The Association characterized its motion as a summary judgment motion seeking enforcement of a settlement agreement. When

the Association moved for summary judgment on March 12, 1986, I denied the motion because the Board had no chance to respond. I pointed out that a summary judgment motion is filed with the Chairman, who decides either to submit the motion to the Commission for a ruling or to refer it to the hearing examiner for consideration. N.J.A.C . 19:14-4.8(a). The Commission rules permit the moving as well as the responding party an opportunity to file briefs, affidavits and supporting documents. N.J.A.C . 19:14-4.8(b) and (c). A ruling on a motion for summary judgment is typically based on those documents. N.J.A.C. 19:14-4.8(d).

Here, the parties agreed that, in order to avoid the delay which may have resulted from obtaining affidavits, filing briefs and transferring the case to the Commission, they would proceed by taking testimony on the amended charge, with the understanding that a decision on it could result in a resolution of the entire matter. My ruling was based on the parties' pleadings, the uncontroverted testimony of Dr. Abrams and the representation by the Board that it had no other evidence to submit on the amendment. The parties argued orally. The Board did not object to the form of the motion when it was renewed at the conclusion of Dr. Abrams' testimony, nor did it assert that it was prejudiced by the failure to litigate the merits of the original charge. Both parties waived their right to file briefs. My ruling, though couched in terms of a ruling on a motion for summary judgment, could be characterized as a typical hearing examiner's decision, based on a complete record on the amended charge.

◆ **Record extracts**:
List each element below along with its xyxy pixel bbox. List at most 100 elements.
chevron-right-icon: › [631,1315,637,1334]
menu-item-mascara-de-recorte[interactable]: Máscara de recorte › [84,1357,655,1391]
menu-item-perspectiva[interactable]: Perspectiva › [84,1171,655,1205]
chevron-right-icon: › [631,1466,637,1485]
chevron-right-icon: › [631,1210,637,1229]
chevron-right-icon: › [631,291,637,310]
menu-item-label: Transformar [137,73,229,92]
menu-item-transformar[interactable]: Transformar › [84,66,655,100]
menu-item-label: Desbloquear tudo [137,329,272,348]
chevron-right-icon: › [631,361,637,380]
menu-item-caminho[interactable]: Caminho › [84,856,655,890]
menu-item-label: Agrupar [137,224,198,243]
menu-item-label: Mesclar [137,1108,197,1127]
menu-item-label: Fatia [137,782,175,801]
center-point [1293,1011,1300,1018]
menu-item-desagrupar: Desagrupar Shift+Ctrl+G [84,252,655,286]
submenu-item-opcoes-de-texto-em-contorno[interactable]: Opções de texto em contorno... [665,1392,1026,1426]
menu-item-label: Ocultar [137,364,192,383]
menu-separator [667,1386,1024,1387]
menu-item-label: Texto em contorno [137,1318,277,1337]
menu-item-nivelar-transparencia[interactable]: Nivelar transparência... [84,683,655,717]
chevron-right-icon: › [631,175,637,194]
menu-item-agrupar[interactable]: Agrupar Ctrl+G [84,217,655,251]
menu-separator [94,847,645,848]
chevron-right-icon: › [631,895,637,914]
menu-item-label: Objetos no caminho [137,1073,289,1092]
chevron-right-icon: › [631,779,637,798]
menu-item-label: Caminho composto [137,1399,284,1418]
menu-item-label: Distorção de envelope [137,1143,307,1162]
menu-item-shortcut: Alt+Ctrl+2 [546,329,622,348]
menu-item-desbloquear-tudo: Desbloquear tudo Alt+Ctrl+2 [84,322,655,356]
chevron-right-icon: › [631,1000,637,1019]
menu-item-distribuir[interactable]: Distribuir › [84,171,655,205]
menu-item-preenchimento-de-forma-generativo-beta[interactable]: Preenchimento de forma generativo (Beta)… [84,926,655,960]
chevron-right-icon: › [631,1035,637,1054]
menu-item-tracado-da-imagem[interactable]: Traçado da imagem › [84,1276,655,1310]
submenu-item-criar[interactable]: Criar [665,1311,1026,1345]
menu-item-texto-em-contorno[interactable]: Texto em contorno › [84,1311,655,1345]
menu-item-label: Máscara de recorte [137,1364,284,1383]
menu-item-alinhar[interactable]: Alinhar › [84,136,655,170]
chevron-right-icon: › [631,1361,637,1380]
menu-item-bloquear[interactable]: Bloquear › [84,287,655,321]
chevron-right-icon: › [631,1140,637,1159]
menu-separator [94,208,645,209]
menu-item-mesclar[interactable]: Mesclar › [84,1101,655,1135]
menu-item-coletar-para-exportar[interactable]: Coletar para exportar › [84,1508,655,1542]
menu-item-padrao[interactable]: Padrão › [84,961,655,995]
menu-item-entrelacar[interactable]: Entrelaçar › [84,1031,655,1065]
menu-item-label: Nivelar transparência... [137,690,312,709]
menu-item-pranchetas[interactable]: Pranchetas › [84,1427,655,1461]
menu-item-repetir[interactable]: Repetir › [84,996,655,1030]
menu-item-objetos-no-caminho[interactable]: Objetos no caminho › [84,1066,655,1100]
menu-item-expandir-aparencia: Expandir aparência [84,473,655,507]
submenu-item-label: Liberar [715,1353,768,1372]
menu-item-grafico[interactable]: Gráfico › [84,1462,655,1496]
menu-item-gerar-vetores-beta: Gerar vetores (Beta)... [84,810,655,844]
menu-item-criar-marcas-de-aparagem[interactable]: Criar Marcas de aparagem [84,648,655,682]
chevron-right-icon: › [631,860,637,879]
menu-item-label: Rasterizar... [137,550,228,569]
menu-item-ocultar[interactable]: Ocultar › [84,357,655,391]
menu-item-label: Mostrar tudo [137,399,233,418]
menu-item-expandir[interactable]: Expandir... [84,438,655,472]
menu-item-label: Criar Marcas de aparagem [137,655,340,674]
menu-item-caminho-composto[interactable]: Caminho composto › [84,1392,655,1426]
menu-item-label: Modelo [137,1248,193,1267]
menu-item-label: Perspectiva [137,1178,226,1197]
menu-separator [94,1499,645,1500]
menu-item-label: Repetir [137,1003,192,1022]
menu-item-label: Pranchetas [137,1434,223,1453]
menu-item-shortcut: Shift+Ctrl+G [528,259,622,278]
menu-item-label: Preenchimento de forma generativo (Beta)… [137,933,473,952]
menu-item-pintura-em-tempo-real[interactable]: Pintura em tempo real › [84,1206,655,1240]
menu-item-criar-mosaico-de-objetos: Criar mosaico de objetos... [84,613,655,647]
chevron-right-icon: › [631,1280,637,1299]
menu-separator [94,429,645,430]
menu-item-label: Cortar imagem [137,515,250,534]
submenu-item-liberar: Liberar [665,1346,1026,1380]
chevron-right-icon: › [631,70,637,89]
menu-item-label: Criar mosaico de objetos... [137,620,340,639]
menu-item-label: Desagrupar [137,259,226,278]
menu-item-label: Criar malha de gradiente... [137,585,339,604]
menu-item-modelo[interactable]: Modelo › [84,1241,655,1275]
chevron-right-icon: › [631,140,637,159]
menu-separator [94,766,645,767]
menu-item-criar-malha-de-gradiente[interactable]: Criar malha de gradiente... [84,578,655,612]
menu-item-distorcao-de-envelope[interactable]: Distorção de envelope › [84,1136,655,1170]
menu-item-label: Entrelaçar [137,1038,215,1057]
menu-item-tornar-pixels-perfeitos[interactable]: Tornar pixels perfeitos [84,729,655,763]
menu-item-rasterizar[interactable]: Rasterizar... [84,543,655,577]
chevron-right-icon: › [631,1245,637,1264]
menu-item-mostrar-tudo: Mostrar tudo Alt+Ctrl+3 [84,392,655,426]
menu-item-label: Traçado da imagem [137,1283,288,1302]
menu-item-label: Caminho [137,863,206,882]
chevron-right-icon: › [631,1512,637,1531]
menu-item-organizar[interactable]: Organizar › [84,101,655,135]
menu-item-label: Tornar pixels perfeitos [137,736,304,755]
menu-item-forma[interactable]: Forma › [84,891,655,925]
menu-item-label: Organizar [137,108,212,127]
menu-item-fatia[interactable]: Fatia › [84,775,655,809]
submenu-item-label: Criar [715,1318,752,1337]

◆ **Problem details**:
Answer these questions from the summary judgment text.
(a) On what date did the Association move for summary judgment?
(b) With whom is a summary judgment motion filed?
(c) What right did both parties waive?

◆ **Task solution**:
(a) March 12, 1986
(b) The Chairman
(c) Their right to file briefs